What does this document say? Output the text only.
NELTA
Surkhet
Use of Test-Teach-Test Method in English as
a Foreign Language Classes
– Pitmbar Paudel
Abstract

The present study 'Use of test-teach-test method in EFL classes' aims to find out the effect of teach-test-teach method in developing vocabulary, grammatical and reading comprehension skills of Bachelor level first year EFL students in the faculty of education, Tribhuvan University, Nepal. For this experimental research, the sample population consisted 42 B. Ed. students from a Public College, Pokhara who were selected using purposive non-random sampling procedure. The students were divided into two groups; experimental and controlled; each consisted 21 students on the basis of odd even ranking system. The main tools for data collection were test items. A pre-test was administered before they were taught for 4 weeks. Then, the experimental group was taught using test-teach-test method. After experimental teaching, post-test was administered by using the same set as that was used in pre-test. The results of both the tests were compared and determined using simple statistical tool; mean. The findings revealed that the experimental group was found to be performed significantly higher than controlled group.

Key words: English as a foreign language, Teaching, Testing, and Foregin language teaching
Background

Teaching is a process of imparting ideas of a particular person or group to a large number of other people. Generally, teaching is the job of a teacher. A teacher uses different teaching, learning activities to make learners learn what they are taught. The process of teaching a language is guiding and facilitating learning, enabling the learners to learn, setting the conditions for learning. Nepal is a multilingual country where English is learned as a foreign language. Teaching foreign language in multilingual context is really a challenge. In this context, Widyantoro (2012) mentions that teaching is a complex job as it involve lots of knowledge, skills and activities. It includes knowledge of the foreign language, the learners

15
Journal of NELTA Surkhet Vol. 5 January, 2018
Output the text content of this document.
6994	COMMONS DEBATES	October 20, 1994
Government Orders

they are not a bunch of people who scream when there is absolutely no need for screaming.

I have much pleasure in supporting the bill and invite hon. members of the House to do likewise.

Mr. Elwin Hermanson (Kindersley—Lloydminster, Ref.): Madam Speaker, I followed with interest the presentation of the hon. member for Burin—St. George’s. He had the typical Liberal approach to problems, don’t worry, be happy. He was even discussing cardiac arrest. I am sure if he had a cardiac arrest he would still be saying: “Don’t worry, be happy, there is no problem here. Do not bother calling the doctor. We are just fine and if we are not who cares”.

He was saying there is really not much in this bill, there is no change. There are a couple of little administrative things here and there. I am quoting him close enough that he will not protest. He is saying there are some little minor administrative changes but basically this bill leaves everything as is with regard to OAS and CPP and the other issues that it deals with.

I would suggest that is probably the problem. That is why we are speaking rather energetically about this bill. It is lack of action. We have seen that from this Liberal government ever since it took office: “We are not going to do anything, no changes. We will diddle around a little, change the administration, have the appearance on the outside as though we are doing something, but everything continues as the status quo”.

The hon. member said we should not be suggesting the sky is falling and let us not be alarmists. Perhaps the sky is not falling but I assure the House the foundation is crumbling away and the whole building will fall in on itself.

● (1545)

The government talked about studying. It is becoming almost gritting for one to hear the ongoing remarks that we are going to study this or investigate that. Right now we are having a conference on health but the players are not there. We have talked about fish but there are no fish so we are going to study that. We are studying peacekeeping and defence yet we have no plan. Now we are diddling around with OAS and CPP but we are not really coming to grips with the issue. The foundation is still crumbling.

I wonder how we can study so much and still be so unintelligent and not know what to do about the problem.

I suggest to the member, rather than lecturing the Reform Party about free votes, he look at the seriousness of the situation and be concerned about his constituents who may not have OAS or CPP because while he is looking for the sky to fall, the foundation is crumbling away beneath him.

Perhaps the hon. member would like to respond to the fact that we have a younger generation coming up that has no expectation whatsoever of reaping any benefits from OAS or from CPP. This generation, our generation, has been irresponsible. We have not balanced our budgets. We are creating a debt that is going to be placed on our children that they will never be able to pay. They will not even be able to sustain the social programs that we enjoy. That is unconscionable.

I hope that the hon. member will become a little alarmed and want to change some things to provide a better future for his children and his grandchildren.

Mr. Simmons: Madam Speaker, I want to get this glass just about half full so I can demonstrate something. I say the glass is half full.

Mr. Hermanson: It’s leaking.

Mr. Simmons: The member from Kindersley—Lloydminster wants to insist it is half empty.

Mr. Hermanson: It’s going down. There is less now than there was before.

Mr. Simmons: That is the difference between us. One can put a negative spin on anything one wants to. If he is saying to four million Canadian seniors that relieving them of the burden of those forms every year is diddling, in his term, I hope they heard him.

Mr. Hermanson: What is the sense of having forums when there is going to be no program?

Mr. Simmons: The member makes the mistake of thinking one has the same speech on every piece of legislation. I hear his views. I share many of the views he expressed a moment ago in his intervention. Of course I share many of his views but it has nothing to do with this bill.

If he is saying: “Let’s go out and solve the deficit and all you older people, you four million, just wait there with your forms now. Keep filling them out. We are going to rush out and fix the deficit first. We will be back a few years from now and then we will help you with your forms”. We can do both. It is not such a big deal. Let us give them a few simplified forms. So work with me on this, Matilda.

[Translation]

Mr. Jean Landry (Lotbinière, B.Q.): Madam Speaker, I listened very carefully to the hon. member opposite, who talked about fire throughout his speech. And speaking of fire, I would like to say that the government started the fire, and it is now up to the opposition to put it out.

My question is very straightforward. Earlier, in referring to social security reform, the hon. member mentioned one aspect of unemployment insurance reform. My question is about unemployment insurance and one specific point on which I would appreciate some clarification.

------------------------

Across the records, count the lines holding the string "half". Give the number and stop.

**TASK ANSWER:**
2